### Task requirements
In the passage on delivery of purchased securities, update everything from "Delivery of Purchased" down to "the related Transaction." by replacing "Settlement Date" with "Closing Date".

### Source passage
========================
Delivery of Purchased Securities. With respect to Underlying Assets that are Pooled Mortgage Loans, Buyer shall release its interests in such Underlying Assets simultaneously with the Settlement Date of the related Mortgage-Backed Security backed by a Pool containing such Underlying Assets. Provided that such Mortgage-Backed Security has been issued in the name of Buyer or Buyer’s nominee, from and after such Settlement Date, the Mortgage-Backed Security shall replace the related Underlying Assets as the asset that is subject to the Participation Interests subject to the related Transaction.

ARTICLE 4

REPURCHASE

 

4.1

Repurchase Price.

 

  (a)

Payment of Repurchase Price. The Repurchase Price for each Purchased Asset shall be payable in full and by wire transfer in accordance with Buyer’s wire instructions set forth on Exhibit B or Exhibit J, as applicable, upon the earliest to occur of (i) the Repurchase Date of the related Transaction, (ii) the occurrence of any Repurchase Acceleration Event with respect to such Transaction (iii) at Buyer’s sole option, upon the occurrence or during the continuance of an Event of Default, or (iv) the Expiration Date. Such obligation to repurchase exists without regard to any prior or intervening liquidation or foreclosure with respect to any Purchased Asset or Underlying Asset. While it is anticipated that Seller will repurchase each Purchased Asset on its related Repurchase Date, Seller may repurchase any Purchased Asset (or obtain the release of any Underlying Asset) hereunder on demand without any prepayment penalty or premium.

 

12


  (b)

Effect of Payment of Repurchase Price. On the Repurchase Date (or such other date on which the Repurchase Price is received in full by Buyer), termination of the related Transaction will be effected by the repurchase by Seller or its designee of the Purchased Assets (and release of the related Underlying Assets) and the simultaneous transfer of the Repurchase Price to an account of Buyer, or transfer to Buyer of additional Participation Interests related to Additional Underlying Assets (in each case subject to the provisions of Section 6.5), and all of Buyer’s rights, title and interests therein shall then be conveyed to Seller or its designee; provided that Buyer shall not be deemed to have terminated or conveyed its interests in such Purchased Assets or related Underlying Assets if an Event of Default shall then be continuing or shall be caused by such repurchase or if such repurchase gives rise to or perpetuates a Margin Deficit that is not satisfied in accordance with Section 6.3(b). With respect to Underlying Assets related to Purchased Assets, Guild Parties are obligated to obtain the related Mortgage Loan Documents from Custodian at Guarantor’s expense on the Repurchase Date.
========================
### Data provided
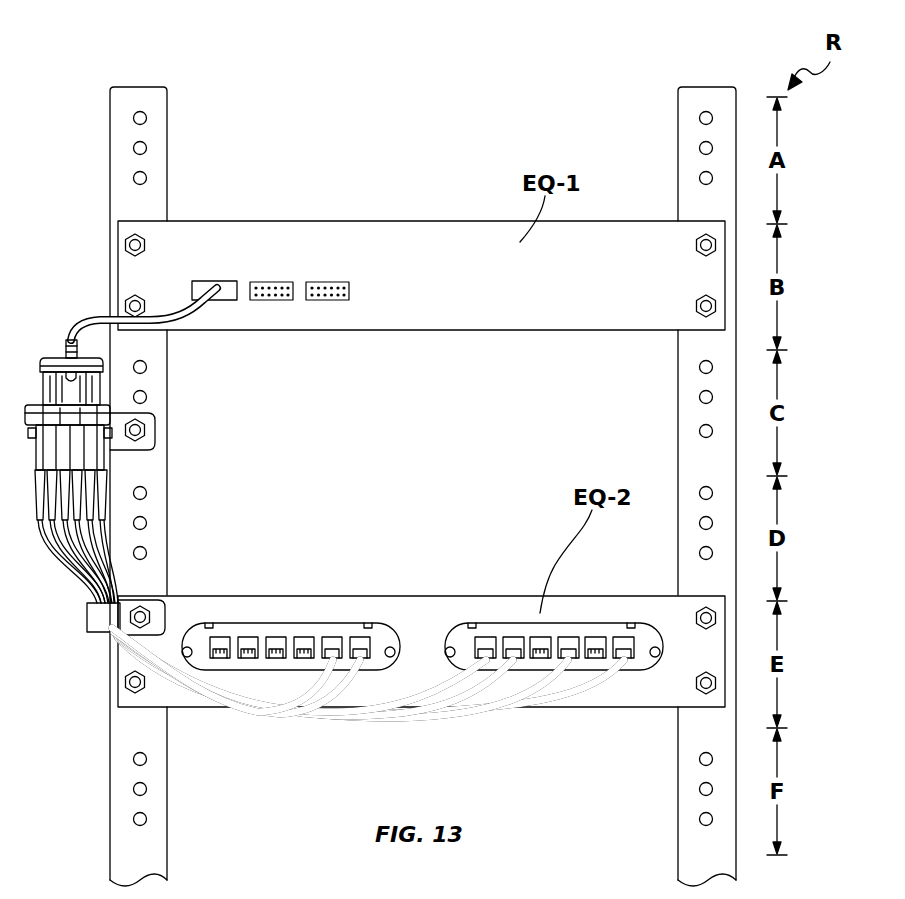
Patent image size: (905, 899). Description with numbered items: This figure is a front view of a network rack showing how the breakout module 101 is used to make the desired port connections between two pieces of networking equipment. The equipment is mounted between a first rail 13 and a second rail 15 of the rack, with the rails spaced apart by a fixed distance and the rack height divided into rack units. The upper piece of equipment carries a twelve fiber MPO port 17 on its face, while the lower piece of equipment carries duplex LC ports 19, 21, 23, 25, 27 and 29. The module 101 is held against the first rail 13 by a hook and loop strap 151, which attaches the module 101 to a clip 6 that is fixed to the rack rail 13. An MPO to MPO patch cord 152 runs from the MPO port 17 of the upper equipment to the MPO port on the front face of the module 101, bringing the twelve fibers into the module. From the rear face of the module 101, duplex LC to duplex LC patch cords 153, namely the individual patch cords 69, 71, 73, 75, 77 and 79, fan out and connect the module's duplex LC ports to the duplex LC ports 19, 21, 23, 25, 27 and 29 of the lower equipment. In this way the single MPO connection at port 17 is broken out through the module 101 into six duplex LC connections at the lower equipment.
========================
### Problem solution
Delivery of Purchased Securities. With respect to Underlying Assets that are Pooled Mortgage Loans, Buyer shall release its interests in such Underlying Assets simultaneously with the Closing Date of the related Mortgage-Backed Security backed by a Pool containing such Underlying Assets. Provided that such Mortgage-Backed Security has been issued in the name of Buyer or Buyer’s nominee, from and after such Closing Date, the Mortgage-Backed Security shall replace the related Underlying Assets as the asset that is subject to the Participation Interests subject to the related Transaction.